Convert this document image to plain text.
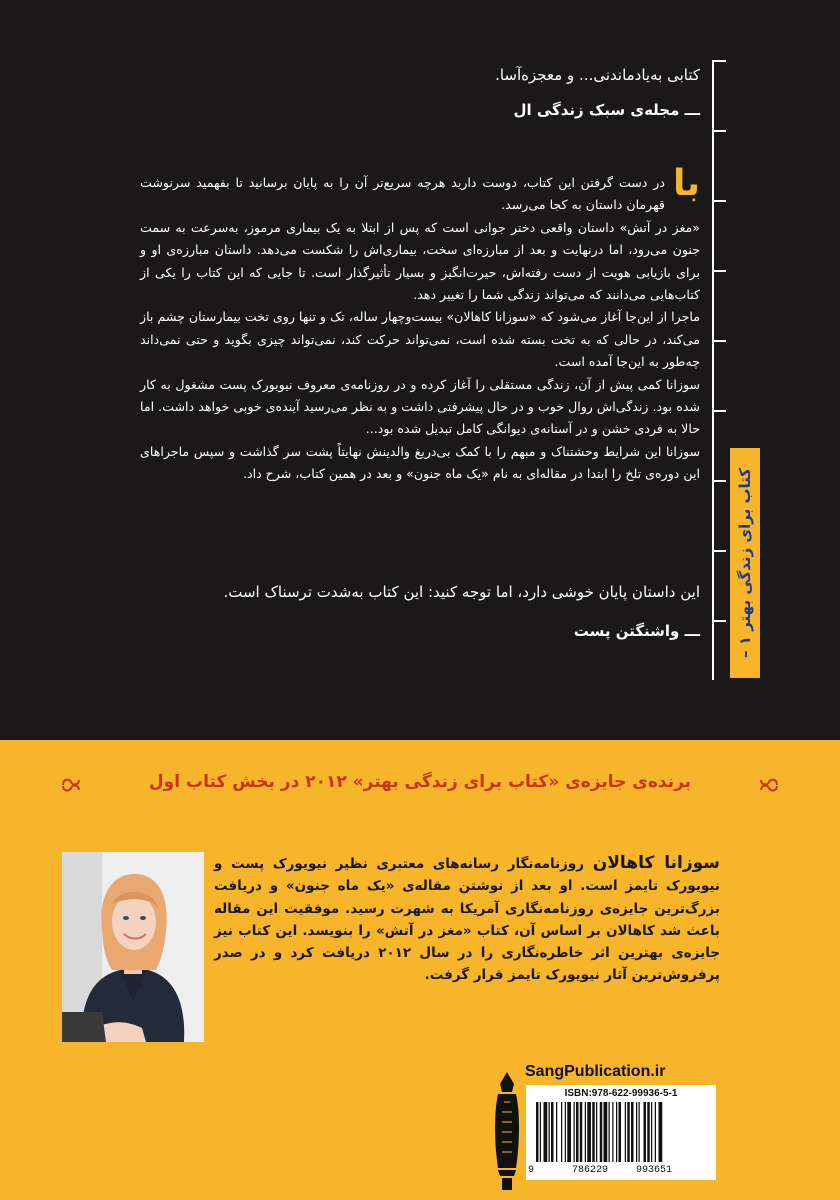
کتابی به‌یادماندنی... و معجزه‌آسا.
ـــ مجله‌ی سبک زندگی ال
با

در دست گرفتن این کتاب، دوست دارید هرچه سریع‌تر آن را به پایان برسانید تا بفهمید سرنوشت قهرمان داستان به کجا می‌رسد.

«مغز در آتش» داستان واقعی دختر جوانی است که پس از ابتلا به یک بیماری مرموز، به‌سرعت به سمت جنون می‌رود، اما درنهایت و بعد از مبارزه‌ای سخت، بیماری‌اش را شکست می‌دهد. داستان مبارزه‌ی او و برای بازیابی هویت از دست رفته‌اش، حیرت‌انگیز و بسیار تأثیرگذار است. تا جایی که این کتاب را یکی از کتاب‌هایی می‌دانند که می‌تواند زندگی شما را تغییر دهد.

ماجرا از این‌جا آغاز می‌شود که «سوزانا کاهالان» بیست‌وچهار ساله، تک و تنها روی تخت بیمارستان چشم باز می‌کند، در حالی که به تخت بسته شده است، نمی‌تواند حرکت کند، نمی‌تواند چیزی بگوید و حتی نمی‌داند چه‌طور به این‌جا آمده است.

سوزانا کمی پیش از آن، زندگی مستقلی را آغاز کرده و در روزنامه‌ی معروف نیویورک پست مشغول به کار شده بود. زندگی‌اش روال خوب و در حال پیشرفتی داشت و به نظر می‌رسید آینده‌ی خوبی خواهد داشت. اما حالا به فردی خشن و در آستانه‌ی دیوانگی کامل تبدیل شده بود...

سوزانا این شرایط وحشتناک و مبهم را با کمک بی‌دریغ والدینش نهایتاً پشت سر گذاشت و سپس ماجراهای این دوره‌ی تلخ را ابتدا در مقاله‌ای به نام «یک ماه جنون» و بعد در همین کتاب، شرح داد.

این داستان پایان خوشی دارد، اما توجه کنید: این کتاب به‌شدت ترسناک است.
ـــ واشنگتن پست
کتاب برای زندگی بهتر ۱ –
برنده‌ی جایزه‌ی «کتاب برای زندگی بهتر» ۲۰۱۲ در بخش کتاب اول
سوزانا کاهالان روزنامه‌نگار رسانه‌های معتبری نظیر نیویورک پست و نیویورک تایمز است. او بعد از نوشتن مقاله‌ی «یک ماه جنون» و دریافت بزرگ‌ترین جایزه‌ی روزنامه‌نگاری آمریکا به شهرت رسید. موفقیت این مقاله باعث شد کاهالان بر اساس آن، کتاب «مغز در آتش» را بنویسد. این کتاب نیز جایزه‌ی بهترین اثر خاطره‌نگاری را در سال ۲۰۱۲ دریافت کرد و در صدر پرفروش‌ترین آثار نیویورک تایمز قرار گرفت.
SangPublication.ir
ISBN:978-622-99936-5-1
9	786229	993651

____________

Challenge:
Count the lines above that contain the word "کاهالان", and give only that number.

Written solution:
2